What this task involves:
Where does the string "vulgaris" appear? Copy every line of the entries below that holds it.

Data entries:
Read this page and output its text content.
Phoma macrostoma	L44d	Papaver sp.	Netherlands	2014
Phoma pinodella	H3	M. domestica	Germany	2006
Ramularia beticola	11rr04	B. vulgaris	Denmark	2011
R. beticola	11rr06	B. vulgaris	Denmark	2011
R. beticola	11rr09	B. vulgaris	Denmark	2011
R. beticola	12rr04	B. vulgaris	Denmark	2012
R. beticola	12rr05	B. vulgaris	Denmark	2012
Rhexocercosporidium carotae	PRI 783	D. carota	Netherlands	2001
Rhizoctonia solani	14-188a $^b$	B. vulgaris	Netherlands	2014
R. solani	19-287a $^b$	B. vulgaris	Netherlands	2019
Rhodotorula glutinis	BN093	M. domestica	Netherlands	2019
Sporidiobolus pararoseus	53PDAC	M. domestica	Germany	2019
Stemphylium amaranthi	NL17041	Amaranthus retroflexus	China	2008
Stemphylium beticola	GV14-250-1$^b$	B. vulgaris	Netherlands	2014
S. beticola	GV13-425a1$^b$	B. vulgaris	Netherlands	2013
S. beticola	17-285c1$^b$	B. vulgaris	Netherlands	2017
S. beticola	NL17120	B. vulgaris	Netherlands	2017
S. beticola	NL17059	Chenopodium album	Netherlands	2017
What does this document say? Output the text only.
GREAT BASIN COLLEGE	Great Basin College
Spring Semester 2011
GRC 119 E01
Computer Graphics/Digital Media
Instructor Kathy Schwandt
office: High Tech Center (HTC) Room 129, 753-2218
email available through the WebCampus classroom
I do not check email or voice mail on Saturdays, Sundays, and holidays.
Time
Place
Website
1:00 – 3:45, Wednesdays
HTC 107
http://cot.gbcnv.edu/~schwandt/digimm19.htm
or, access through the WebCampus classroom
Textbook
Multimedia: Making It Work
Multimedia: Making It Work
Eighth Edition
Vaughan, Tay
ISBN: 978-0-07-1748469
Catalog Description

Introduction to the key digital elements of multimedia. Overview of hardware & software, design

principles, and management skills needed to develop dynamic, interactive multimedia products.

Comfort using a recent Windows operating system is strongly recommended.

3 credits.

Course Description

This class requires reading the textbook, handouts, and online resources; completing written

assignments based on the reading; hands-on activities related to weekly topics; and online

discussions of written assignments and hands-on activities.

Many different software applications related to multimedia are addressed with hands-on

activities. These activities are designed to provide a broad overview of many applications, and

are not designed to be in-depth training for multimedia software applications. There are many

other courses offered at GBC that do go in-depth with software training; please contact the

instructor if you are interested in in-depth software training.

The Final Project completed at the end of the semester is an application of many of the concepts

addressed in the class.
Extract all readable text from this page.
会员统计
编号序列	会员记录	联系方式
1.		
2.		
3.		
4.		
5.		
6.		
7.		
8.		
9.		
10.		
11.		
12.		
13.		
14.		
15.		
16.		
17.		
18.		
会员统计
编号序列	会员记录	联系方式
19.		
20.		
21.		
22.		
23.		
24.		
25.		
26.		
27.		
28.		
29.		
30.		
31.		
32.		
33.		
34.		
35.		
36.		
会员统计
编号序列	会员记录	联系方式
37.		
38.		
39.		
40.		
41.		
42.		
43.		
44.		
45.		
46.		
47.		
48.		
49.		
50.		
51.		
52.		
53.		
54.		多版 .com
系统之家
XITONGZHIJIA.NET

Task answer:
Ramularia beticola	11rr04	B. vulgaris	Denmark	2011
R. beticola	11rr06	B. vulgaris	Denmark	2011
R. beticola	11rr09	B. vulgaris	Denmark	2011
R. beticola	12rr04	B. vulgaris	Denmark	2012
R. beticola	12rr05	B. vulgaris	Denmark	2012
Rhizoctonia solani	14-188a $^b$	B. vulgaris	Netherlands	2014
R. solani	19-287a $^b$	B. vulgaris	Netherlands	2019
Stemphylium beticola	GV14-250-1$^b$	B. vulgaris	Netherlands	2014
S. beticola	GV13-425a1$^b$	B. vulgaris	Netherlands	2013
S. beticola	17-285c1$^b$	B. vulgaris	Netherlands	2017
S. beticola	NL17120	B. vulgaris	Netherlands	2017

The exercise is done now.